[Records contained in a dataset]
%%

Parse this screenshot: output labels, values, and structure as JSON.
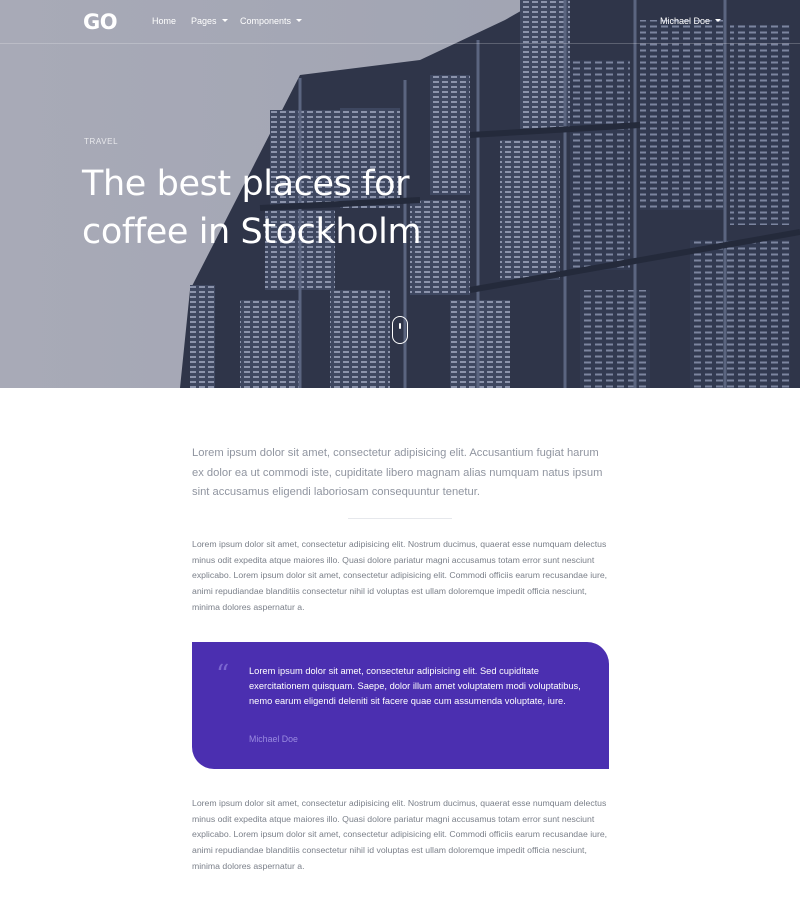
{
  "navbar": {
    "logo": "GO",
    "items": [
      {
        "label": "Home",
        "dropdown": false
      },
      {
        "label": "Pages",
        "dropdown": true
      },
      {
        "label": "Components",
        "dropdown": true
      }
    ],
    "user": {
      "label": "Michael Doe",
      "dropdown": true
    }
  },
  "hero": {
    "eyebrow": "TRAVEL",
    "title_lines": [
      "The best places for",
      "coffee in Stockholm"
    ]
  },
  "article": {
    "lead": "Lorem ipsum dolor sit amet, consectetur adipisicing elit. Accusantium fugiat harum ex dolor ea ut commodi iste, cupiditate libero magnam alias numquam natus ipsum sint accusamus eligendi laboriosam consequuntur tenetur.",
    "paragraph_1": "Lorem ipsum dolor sit amet, consectetur adipisicing elit. Nostrum ducimus, quaerat esse numquam delectus minus odit expedita atque maiores illo. Quasi dolore pariatur magni accusamus totam error sunt nesciunt explicabo. Lorem ipsum dolor sit amet, consectetur adipisicing elit. Commodi officiis earum recusandae iure, animi repudiandae blanditiis consectetur nihil id voluptas est ullam doloremque impedit officia nesciunt, minima dolores aspernatur a.",
    "quote": {
      "mark": "“",
      "text": "Lorem ipsum dolor sit amet, consectetur adipisicing elit. Sed cupiditate exercitationem quisquam. Saepe, dolor illum amet voluptatem modi voluptatibus, nemo earum eligendi deleniti sit facere quae cum assumenda voluptate, iure.",
      "author": "Michael Doe"
    },
    "paragraph_2": "Lorem ipsum dolor sit amet, consectetur adipisicing elit. Nostrum ducimus, quaerat esse numquam delectus minus odit expedita atque maiores illo. Quasi dolore pariatur magni accusamus totam error sunt nesciunt explicabo. Lorem ipsum dolor sit amet, consectetur adipisicing elit. Commodi officiis earum recusandae iure, animi repudiandae blanditiis consectetur nihil id voluptas est ullam doloremque impedit officia nesciunt, minima dolores aspernatur a."
  },
  "colors": {
    "hero_sky": "#a3a6b3",
    "building": "#3b4257",
    "accent": "#4b2fb0",
    "body_text": "#7b808a"
  },
  "icons": {
    "logo_mark": "go-logo-icon",
    "scroll": "mouse-scroll-icon",
    "quote": "quote-mark-icon",
    "caret": "caret-down-icon"
  }
}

%%

DIRECTIONS FOR THIS TASK: Using the records above, say how many lines include the string "Nostrum". Only the number is wanted.

OUTPUT FOR THIS EXERCISE: 2